_Work required_:
Copy every line from the material below that holds "triangle".
=== Begin Enclosure ===
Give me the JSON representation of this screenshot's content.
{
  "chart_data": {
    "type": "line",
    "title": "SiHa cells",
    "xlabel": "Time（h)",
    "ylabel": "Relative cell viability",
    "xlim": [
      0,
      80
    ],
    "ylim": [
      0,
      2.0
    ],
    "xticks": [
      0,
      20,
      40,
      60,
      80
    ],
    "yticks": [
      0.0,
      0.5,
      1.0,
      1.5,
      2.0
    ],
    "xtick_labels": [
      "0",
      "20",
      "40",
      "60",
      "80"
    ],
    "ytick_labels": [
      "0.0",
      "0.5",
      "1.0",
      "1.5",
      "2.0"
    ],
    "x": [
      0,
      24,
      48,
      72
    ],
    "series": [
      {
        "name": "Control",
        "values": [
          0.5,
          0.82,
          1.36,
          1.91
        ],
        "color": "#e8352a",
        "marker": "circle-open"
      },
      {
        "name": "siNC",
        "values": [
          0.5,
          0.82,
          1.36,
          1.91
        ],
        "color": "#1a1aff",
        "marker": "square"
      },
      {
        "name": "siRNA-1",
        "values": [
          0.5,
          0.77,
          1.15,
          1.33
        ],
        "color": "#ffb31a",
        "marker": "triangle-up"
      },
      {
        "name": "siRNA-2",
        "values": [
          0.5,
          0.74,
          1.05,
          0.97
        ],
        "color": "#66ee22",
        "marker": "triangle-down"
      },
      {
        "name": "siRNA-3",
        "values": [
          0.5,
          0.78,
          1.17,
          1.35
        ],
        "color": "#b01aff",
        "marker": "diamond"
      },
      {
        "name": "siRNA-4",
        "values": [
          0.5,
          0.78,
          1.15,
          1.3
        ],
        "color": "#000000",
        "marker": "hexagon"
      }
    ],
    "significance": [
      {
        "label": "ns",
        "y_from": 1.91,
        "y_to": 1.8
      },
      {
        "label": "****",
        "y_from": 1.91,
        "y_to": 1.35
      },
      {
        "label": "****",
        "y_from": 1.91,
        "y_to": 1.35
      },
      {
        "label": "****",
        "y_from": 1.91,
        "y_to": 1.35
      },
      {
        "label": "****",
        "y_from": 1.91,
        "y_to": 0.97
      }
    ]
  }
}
=== End Enclosure ===
_Expected output_:
        "marker": "triangle-up"
        "marker": "triangle-down"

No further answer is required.